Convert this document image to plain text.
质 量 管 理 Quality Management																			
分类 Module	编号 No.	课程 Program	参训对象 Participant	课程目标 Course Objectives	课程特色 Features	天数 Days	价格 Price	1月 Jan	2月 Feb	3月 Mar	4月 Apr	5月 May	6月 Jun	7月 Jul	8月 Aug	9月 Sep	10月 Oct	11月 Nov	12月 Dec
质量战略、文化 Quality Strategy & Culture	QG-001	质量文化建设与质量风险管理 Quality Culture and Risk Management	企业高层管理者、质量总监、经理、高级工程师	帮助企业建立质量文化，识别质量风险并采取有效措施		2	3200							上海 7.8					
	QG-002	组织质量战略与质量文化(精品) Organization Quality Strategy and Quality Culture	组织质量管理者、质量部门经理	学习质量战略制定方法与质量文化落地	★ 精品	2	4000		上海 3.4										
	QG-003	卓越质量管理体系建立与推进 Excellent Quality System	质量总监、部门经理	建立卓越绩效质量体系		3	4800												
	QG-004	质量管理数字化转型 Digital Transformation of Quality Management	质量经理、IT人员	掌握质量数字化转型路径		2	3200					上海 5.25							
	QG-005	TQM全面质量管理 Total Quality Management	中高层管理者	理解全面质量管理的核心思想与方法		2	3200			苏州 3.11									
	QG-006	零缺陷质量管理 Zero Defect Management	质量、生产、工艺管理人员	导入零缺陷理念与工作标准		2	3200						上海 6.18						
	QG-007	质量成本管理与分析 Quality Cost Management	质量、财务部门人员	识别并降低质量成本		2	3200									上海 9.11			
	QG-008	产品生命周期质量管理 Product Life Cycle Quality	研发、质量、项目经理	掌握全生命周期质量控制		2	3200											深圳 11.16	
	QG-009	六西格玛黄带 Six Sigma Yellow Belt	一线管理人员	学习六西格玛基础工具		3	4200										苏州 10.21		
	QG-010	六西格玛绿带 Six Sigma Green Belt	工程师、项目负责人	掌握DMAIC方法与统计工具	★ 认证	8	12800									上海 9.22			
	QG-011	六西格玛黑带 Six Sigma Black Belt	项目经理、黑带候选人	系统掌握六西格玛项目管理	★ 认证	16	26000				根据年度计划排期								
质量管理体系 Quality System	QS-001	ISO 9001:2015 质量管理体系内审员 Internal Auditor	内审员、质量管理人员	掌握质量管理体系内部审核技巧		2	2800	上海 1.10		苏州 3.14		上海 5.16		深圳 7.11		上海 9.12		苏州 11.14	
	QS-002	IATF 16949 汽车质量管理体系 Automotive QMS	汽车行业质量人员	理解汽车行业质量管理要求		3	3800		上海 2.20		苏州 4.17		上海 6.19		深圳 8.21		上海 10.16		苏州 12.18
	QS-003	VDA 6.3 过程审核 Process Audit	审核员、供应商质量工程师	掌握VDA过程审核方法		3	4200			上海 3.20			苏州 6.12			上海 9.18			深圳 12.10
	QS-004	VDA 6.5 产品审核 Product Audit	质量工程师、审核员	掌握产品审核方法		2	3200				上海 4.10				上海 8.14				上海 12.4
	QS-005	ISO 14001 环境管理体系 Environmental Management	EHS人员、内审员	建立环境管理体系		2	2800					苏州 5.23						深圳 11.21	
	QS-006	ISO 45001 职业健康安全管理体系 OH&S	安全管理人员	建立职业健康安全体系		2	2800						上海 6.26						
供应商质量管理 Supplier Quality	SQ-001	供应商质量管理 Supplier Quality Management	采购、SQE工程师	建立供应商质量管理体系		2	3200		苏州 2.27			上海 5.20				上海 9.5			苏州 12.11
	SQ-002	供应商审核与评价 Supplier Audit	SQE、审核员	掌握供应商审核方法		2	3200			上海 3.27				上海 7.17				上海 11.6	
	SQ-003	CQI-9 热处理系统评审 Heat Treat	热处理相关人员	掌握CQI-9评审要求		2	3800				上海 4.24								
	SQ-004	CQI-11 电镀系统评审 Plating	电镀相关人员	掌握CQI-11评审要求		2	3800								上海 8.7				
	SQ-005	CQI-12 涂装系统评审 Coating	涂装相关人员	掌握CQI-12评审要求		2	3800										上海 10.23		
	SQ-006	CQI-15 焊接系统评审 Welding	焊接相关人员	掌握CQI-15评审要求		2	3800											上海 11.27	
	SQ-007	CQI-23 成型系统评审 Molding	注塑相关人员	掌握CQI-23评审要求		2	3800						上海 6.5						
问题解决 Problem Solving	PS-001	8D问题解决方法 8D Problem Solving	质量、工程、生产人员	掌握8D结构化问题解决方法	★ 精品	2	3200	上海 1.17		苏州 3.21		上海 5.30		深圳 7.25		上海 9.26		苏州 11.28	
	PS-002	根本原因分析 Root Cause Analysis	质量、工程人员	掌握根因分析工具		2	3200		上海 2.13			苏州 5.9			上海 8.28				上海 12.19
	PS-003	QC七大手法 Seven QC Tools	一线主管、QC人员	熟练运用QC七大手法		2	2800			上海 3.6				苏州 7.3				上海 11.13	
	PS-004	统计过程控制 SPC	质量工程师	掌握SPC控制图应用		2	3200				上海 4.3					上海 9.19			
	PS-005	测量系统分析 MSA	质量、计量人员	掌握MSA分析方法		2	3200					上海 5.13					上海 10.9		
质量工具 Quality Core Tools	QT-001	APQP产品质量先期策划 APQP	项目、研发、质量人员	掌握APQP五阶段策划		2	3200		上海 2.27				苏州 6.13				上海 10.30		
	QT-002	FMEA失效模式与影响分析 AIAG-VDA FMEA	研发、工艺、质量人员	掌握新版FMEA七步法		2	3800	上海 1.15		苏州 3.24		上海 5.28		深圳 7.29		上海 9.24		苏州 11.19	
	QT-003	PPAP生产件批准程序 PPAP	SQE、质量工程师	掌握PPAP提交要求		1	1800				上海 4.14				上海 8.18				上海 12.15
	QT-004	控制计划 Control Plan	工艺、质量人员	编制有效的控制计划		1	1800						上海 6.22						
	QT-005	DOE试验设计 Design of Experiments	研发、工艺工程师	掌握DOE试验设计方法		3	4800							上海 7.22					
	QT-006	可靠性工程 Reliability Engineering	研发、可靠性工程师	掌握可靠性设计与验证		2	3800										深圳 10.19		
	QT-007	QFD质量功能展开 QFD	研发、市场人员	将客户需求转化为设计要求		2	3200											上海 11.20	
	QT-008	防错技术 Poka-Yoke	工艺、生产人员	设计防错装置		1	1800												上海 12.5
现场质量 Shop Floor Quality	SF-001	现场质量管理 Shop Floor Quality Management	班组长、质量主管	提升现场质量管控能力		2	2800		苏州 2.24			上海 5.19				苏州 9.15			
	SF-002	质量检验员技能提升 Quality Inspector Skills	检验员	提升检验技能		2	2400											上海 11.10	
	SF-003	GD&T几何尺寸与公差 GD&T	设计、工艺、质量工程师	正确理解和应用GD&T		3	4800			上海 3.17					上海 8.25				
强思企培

▶ **EXERCISE PROMPT**
Extract every line above exactly as it stands.

▶ **RESPONSE TO THE TASK**
Convert this document image to plain text.
质 量 管 理 Quality Management																			
分类 Module	编号 No.	课程 Program	参训对象 Participant	课程目标 Course Objectives	课程特色 Features	天数 Days	价格 Price	1月 Jan	2月 Feb	3月 Mar	4月 Apr	5月 May	6月 Jun	7月 Jul	8月 Aug	9月 Sep	10月 Oct	11月 Nov	12月 Dec
质量战略、文化 Quality Strategy & Culture	QG-001	质量文化建设与质量风险管理 Quality Culture and Risk Management	企业高层管理者、质量总监、经理、高级工程师	帮助企业建立质量文化，识别质量风险并采取有效措施		2	3200							上海 7.8					
	QG-002	组织质量战略与质量文化(精品) Organization Quality Strategy and Quality Culture	组织质量管理者、质量部门经理	学习质量战略制定方法与质量文化落地	★ 精品	2	4000		上海 3.4										
	QG-003	卓越质量管理体系建立与推进 Excellent Quality System	质量总监、部门经理	建立卓越绩效质量体系		3	4800												
	QG-004	质量管理数字化转型 Digital Transformation of Quality Management	质量经理、IT人员	掌握质量数字化转型路径		2	3200					上海 5.25							
	QG-005	TQM全面质量管理 Total Quality Management	中高层管理者	理解全面质量管理的核心思想与方法		2	3200			苏州 3.11									
	QG-006	零缺陷质量管理 Zero Defect Management	质量、生产、工艺管理人员	导入零缺陷理念与工作标准		2	3200						上海 6.18						
	QG-007	质量成本管理与分析 Quality Cost Management	质量、财务部门人员	识别并降低质量成本		2	3200									上海 9.11			
	QG-008	产品生命周期质量管理 Product Life Cycle Quality	研发、质量、项目经理	掌握全生命周期质量控制		2	3200											深圳 11.16	
	QG-009	六西格玛黄带 Six Sigma Yellow Belt	一线管理人员	学习六西格玛基础工具		3	4200										苏州 10.21		
	QG-010	六西格玛绿带 Six Sigma Green Belt	工程师、项目负责人	掌握DMAIC方法与统计工具	★ 认证	8	12800									上海 9.22			
	QG-011	六西格玛黑带 Six Sigma Black Belt	项目经理、黑带候选人	系统掌握六西格玛项目管理	★ 认证	16	26000				根据年度计划排期								
质量管理体系 Quality System	QS-001	ISO 9001:2015 质量管理体系内审员 Internal Auditor	内审员、质量管理人员	掌握质量管理体系内部审核技巧		2	2800	上海 1.10		苏州 3.14		上海 5.16		深圳 7.11		上海 9.12		苏州 11.14	
	QS-002	IATF 16949 汽车质量管理体系 Automotive QMS	汽车行业质量人员	理解汽车行业质量管理要求		3	3800		上海 2.20		苏州 4.17		上海 6.19		深圳 8.21		上海 10.16		苏州 12.18
	QS-003	VDA 6.3 过程审核 Process Audit	审核员、供应商质量工程师	掌握VDA过程审核方法		3	4200			上海 3.20			苏州 6.12			上海 9.18			深圳 12.10
	QS-004	VDA 6.5 产品审核 Product Audit	质量工程师、审核员	掌握产品审核方法		2	3200				上海 4.10				上海 8.14				上海 12.4
	QS-005	ISO 14001 环境管理体系 Environmental Management	EHS人员、内审员	建立环境管理体系		2	2800					苏州 5.23						深圳 11.21	
	QS-006	ISO 45001 职业健康安全管理体系 OH&S	安全管理人员	建立职业健康安全体系		2	2800						上海 6.26						
供应商质量管理 Supplier Quality	SQ-001	供应商质量管理 Supplier Quality Management	采购、SQE工程师	建立供应商质量管理体系		2	3200		苏州 2.27			上海 5.20				上海 9.5			苏州 12.11
	SQ-002	供应商审核与评价 Supplier Audit	SQE、审核员	掌握供应商审核方法		2	3200			上海 3.27				上海 7.17				上海 11.6	
	SQ-003	CQI-9 热处理系统评审 Heat Treat	热处理相关人员	掌握CQI-9评审要求		2	3800				上海 4.24								
	SQ-004	CQI-11 电镀系统评审 Plating	电镀相关人员	掌握CQI-11评审要求		2	3800								上海 8.7				
	SQ-005	CQI-12 涂装系统评审 Coating	涂装相关人员	掌握CQI-12评审要求		2	3800										上海 10.23		
	SQ-006	CQI-15 焊接系统评审 Welding	焊接相关人员	掌握CQI-15评审要求		2	3800											上海 11.27	
	SQ-007	CQI-23 成型系统评审 Molding	注塑相关人员	掌握CQI-23评审要求		2	3800						上海 6.5						
问题解决 Problem Solving	PS-001	8D问题解决方法 8D Problem Solving	质量、工程、生产人员	掌握8D结构化问题解决方法	★ 精品	2	3200	上海 1.17		苏州 3.21		上海 5.30		深圳 7.25		上海 9.26		苏州 11.28	
	PS-002	根本原因分析 Root Cause Analysis	质量、工程人员	掌握根因分析工具		2	3200		上海 2.13			苏州 5.9			上海 8.28				上海 12.19
	PS-003	QC七大手法 Seven QC Tools	一线主管、QC人员	熟练运用QC七大手法		2	2800			上海 3.6				苏州 7.3				上海 11.13	
	PS-004	统计过程控制 SPC	质量工程师	掌握SPC控制图应用		2	3200				上海 4.3					上海 9.19			
	PS-005	测量系统分析 MSA	质量、计量人员	掌握MSA分析方法		2	3200					上海 5.13					上海 10.9		
质量工具 Quality Core Tools	QT-001	APQP产品质量先期策划 APQP	项目、研发、质量人员	掌握APQP五阶段策划		2	3200		上海 2.27				苏州 6.13				上海 10.30		
	QT-002	FMEA失效模式与影响分析 AIAG-VDA FMEA	研发、工艺、质量人员	掌握新版FMEA七步法		2	3800	上海 1.15		苏州 3.24		上海 5.28		深圳 7.29		上海 9.24		苏州 11.19	
	QT-003	PPAP生产件批准程序 PPAP	SQE、质量工程师	掌握PPAP提交要求		1	1800				上海 4.14				上海 8.18				上海 12.15
	QT-004	控制计划 Control Plan	工艺、质量人员	编制有效的控制计划		1	1800						上海 6.22						
	QT-005	DOE试验设计 Design of Experiments	研发、工艺工程师	掌握DOE试验设计方法		3	4800							上海 7.22					
	QT-006	可靠性工程 Reliability Engineering	研发、可靠性工程师	掌握可靠性设计与验证		2	3800										深圳 10.19		
	QT-007	QFD质量功能展开 QFD	研发、市场人员	将客户需求转化为设计要求		2	3200											上海 11.20	
	QT-008	防错技术 Poka-Yoke	工艺、生产人员	设计防错装置		1	1800												上海 12.5
现场质量 Shop Floor Quality	SF-001	现场质量管理 Shop Floor Quality Management	班组长、质量主管	提升现场质量管控能力		2	2800		苏州 2.24			上海 5.19				苏州 9.15			
	SF-002	质量检验员技能提升 Quality Inspector Skills	检验员	提升检验技能		2	2400											上海 11.10	
	SF-003	GD&T几何尺寸与公差 GD&T	设计、工艺、质量工程师	正确理解和应用GD&T		3	4800			上海 3.17					上海 8.25				
强思企培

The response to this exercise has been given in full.